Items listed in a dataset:
-- Begin --

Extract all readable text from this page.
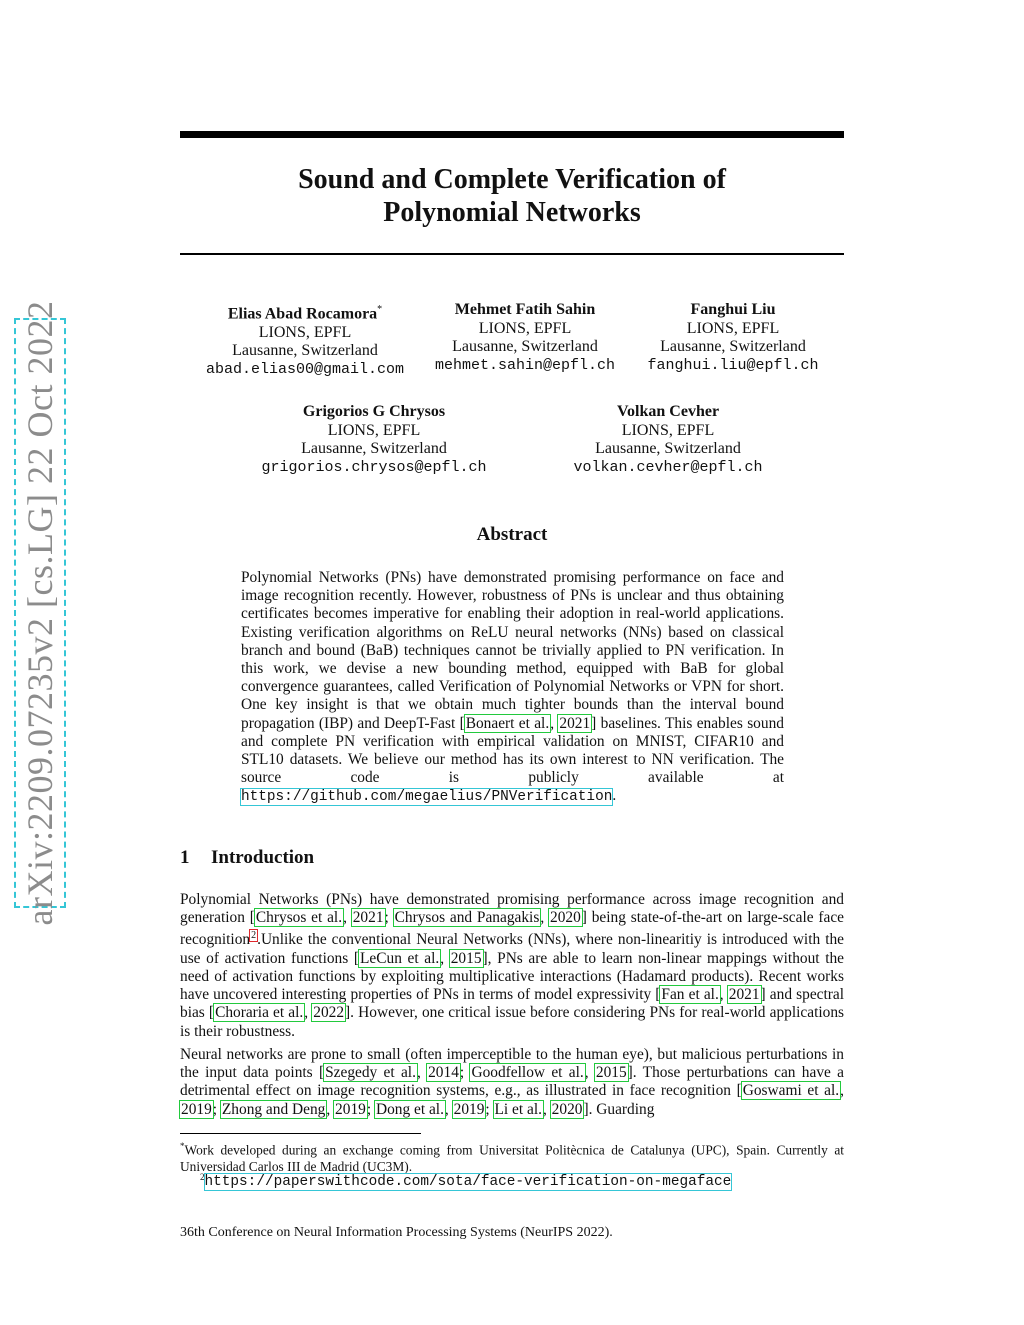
arXiv:2209.07235v2 [cs.LG] 22 Oct 2022
Sound and Complete Verification of
Polynomial Networks
Elias Abad Rocamora*
LIONS, EPFL
Lausanne, Switzerland
abad.elias00@gmail.com
Mehmet Fatih Sahin
LIONS, EPFL
Lausanne, Switzerland
mehmet.sahin@epfl.ch
Fanghui Liu
LIONS, EPFL
Lausanne, Switzerland
fanghui.liu@epfl.ch
Grigorios G Chrysos
LIONS, EPFL
Lausanne, Switzerland
grigorios.chrysos@epfl.ch
Volkan Cevher
LIONS, EPFL
Lausanne, Switzerland
volkan.cevher@epfl.ch
Abstract
Polynomial Networks (PNs) have demonstrated promising performance on face and image recognition recently. However, robustness of PNs is unclear and thus obtaining certificates becomes imperative for enabling their adoption in real-world applications. Existing verification algorithms on ReLU neural networks (NNs) based on classical branch and bound (BaB) techniques cannot be trivially applied to PN verification. In this work, we devise a new bounding method, equipped with BaB for global convergence guarantees, called Verification of Polynomial Networks or VPN for short. One key insight is that we obtain much tighter bounds than the interval bound propagation (IBP) and DeepT-Fast [Bonaert et al., 2021] baselines. This enables sound and complete PN verification with empirical validation on MNIST, CIFAR10 and STL10 datasets. We believe our method has its own interest to NN verification. The source code is publicly available at https://github.com/megaelius/PNVerification.
1 Introduction
Polynomial Networks (PNs) have demonstrated promising performance across image recognition and generation [Chrysos et al., 2021; Chrysos and Panagakis, 2020] being state-of-the-art on large-scale face recognition$^2$.Unlike the conventional Neural Networks (NNs), where non-linearitiy is introduced with the use of activation functions [LeCun et al., 2015], PNs are able to learn non-linear mappings without the need of activation functions by exploiting multiplicative interactions (Hadamard products). Recent works have uncovered interesting properties of PNs in terms of model expressivity [Fan et al., 2021] and spectral bias [Choraria et al., 2022]. However, one critical issue before considering PNs for real-world applications is their robustness.
Neural networks are prone to small (often imperceptible to the human eye), but malicious perturbations in the input data points [Szegedy et al., 2014; Goodfellow et al., 2015]. Those perturbations can have a detrimental effect on image recognition systems, e.g., as illustrated in face recognition [Goswami et al., 2019; Zhong and Deng, 2019; Dong et al., 2019; Li et al., 2020]. Guarding
*Work developed during an exchange coming from Universitat Politècnica de Catalunya (UPC), Spain. Currently at Universidad Carlos III de Madrid (UC3M).
$^2$https://paperswithcode.com/sota/face-verification-on-megaface
36th Conference on Neural Information Processing Systems (NeurIPS 2022).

-- End --

• **Stated goal**: All the lines above are to be reproduced exactly, except the pictures.

• **The completed task**:
Extract all readable text from this page.
arXiv:2209.07235v2 [cs.LG] 22 Oct 2022
Sound and Complete Verification of
Polynomial Networks
Elias Abad Rocamora*
LIONS, EPFL
Lausanne, Switzerland
abad.elias00@gmail.com
Mehmet Fatih Sahin
LIONS, EPFL
Lausanne, Switzerland
mehmet.sahin@epfl.ch
Fanghui Liu
LIONS, EPFL
Lausanne, Switzerland
fanghui.liu@epfl.ch
Grigorios G Chrysos
LIONS, EPFL
Lausanne, Switzerland
grigorios.chrysos@epfl.ch
Volkan Cevher
LIONS, EPFL
Lausanne, Switzerland
volkan.cevher@epfl.ch
Abstract
Polynomial Networks (PNs) have demonstrated promising performance on face and image recognition recently. However, robustness of PNs is unclear and thus obtaining certificates becomes imperative for enabling their adoption in real-world applications. Existing verification algorithms on ReLU neural networks (NNs) based on classical branch and bound (BaB) techniques cannot be trivially applied to PN verification. In this work, we devise a new bounding method, equipped with BaB for global convergence guarantees, called Verification of Polynomial Networks or VPN for short. One key insight is that we obtain much tighter bounds than the interval bound propagation (IBP) and DeepT-Fast [Bonaert et al., 2021] baselines. This enables sound and complete PN verification with empirical validation on MNIST, CIFAR10 and STL10 datasets. We believe our method has its own interest to NN verification. The source code is publicly available at https://github.com/megaelius/PNVerification.
1 Introduction
Polynomial Networks (PNs) have demonstrated promising performance across image recognition and generation [Chrysos et al., 2021; Chrysos and Panagakis, 2020] being state-of-the-art on large-scale face recognition$^2$.Unlike the conventional Neural Networks (NNs), where non-linearitiy is introduced with the use of activation functions [LeCun et al., 2015], PNs are able to learn non-linear mappings without the need of activation functions by exploiting multiplicative interactions (Hadamard products). Recent works have uncovered interesting properties of PNs in terms of model expressivity [Fan et al., 2021] and spectral bias [Choraria et al., 2022]. However, one critical issue before considering PNs for real-world applications is their robustness.
Neural networks are prone to small (often imperceptible to the human eye), but malicious perturbations in the input data points [Szegedy et al., 2014; Goodfellow et al., 2015]. Those perturbations can have a detrimental effect on image recognition systems, e.g., as illustrated in face recognition [Goswami et al., 2019; Zhong and Deng, 2019; Dong et al., 2019; Li et al., 2020]. Guarding
*Work developed during an exchange coming from Universitat Politècnica de Catalunya (UPC), Spain. Currently at Universidad Carlos III de Madrid (UC3M).
$^2$https://paperswithcode.com/sota/face-verification-on-megaface
36th Conference on Neural Information Processing Systems (NeurIPS 2022).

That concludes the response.